Task objective —
Which lines in the records below contain the word "والصواب"? Copy each one out.

Records contained in a dataset
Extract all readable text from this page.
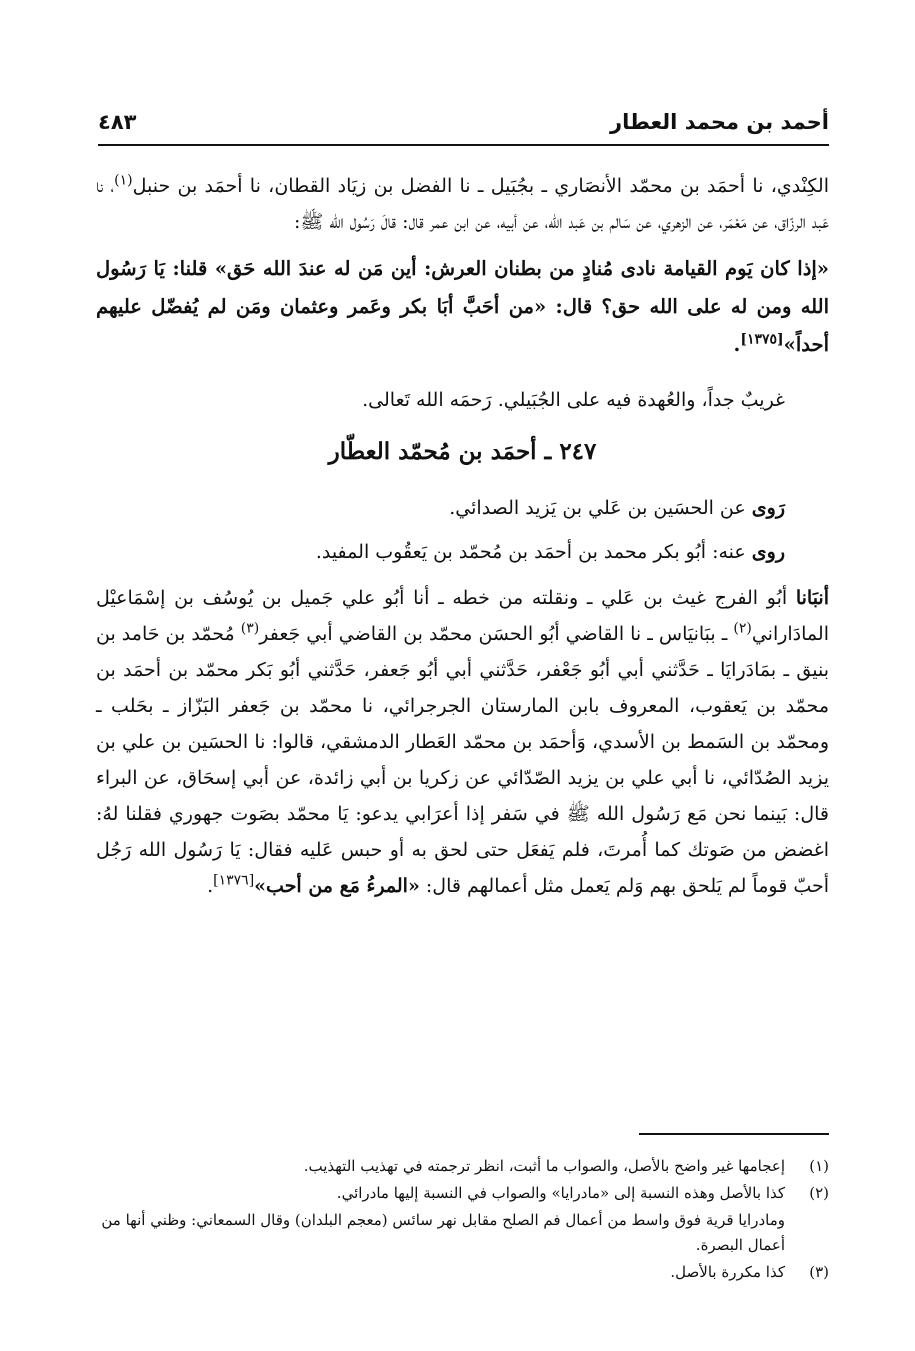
أحمد بن محمد العطار
٤٨٣

الكِنْدي، نا أحمَد بن محمّد الأنصَاري ـ بجُبَيل ـ نا الفضل بن زيَاد القطان، نا أحمَد بن حنبل$^{(١)}$، نا عَبد الرزّاق، عن مَعْمَر، عن الزهري، عن سَالم بن عَبد اللّه، عن أبيه، عن ابن عمر قال: قالَ رَسُول الله ﷺ:

«إذا كان يَوم القيامة نادى مُنادٍ من بطنان العرش: أين مَن له عندَ الله حَق» قلنا: يَا رَسُول الله ومن له على الله حق؟ قال: «من أحَبَّ أبَا بكر وعَمر وعثمان ومَن لم يُفضّل عليهم أحداً»[١٣٧٥].

غريبٌ جداً، والعُهدة فيه على الجُبَيلي. رَحمَه الله تَعالى.

٢٤٧ ـ أحمَد بن مُحمّد العطّار

رَوى عن الحسَين بن عَلي بن يَزيد الصدائي.

روى عنه: أبُو بكر محمد بن أحمَد بن مُحمّد بن يَعقُوب المفيد.

أنبَانا أبُو الفرج غيث بن عَلي ـ ونقلته من خطه ـ أنا أبُو علي جَميل بن يُوسُف بن إسْمَاعيْل المادَاراني$^{(٢)}$ ـ ببَانيَاس ـ نا القاضي أبُو الحسَن محمّد بن القاضي أبي جَعفر$^{(٣)}$ مُحمّد بن حَامد بن بنيق ـ بمَادَرايَا ـ حَدَّثني أبي أبُو جَعْفر، حَدَّثني أبي أبُو جَعفر، حَدَّثني أبُو بَكر محمّد بن أحمَد بن محمّد بن يَعقوب، المعروف بابن المارستان الجرجرائي، نا محمّد بن جَعفر البَزّاز ـ بحَلب ـ ومحمّد بن السَمط بن الأسدي، وَأحمَد بن محمّد العَطار الدمشقي، قالوا: نا الحسَين بن علي بن يزيد الصُدّائي، نا أبي علي بن يزيد الصّدّائي عن زكريا بن أبي زائدة، عن أبي إسحَاق، عن البراء قال: بَينما نحن مَع رَسُول الله ﷺ في سَفر إذا أعرَابي يدعو: يَا محمّد بصَوت جهوري فقلنا لهُ: اغضض من صَوتك كما أُمرتَ، فلم يَفعَل حتى لحق به أو حبس عَليه فقال: يَا رَسُول الله رَجُل أحبّ قوماً لم يَلحق بهم وَلم يَعمل مثل أعمالهم قال: «المرءُ مَع من أحب»[١٣٧٦].

(١)
إعجامها غير واضح بالأصل، والصواب ما أثبت، انظر ترجمته في تهذيب التهذيب.
(٢)
كذا بالأصل وهذه النسبة إلى «مادرايا» والصواب في النسبة إليها مادرائي.
ومادرايا قرية فوق واسط من أعمال فم الصلح مقابل نهر سائس (معجم البلدان) وقال السمعاني: وظني أنها من أعمال البصرة.
(٣)
كذا مكررة بالأصل.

Solution for this problem —
إعجامها غير واضح بالأصل، والصواب ما أثبت، انظر ترجمته في تهذيب التهذيب.
كذا بالأصل وهذه النسبة إلى «مادرايا» والصواب في النسبة إليها مادرائي.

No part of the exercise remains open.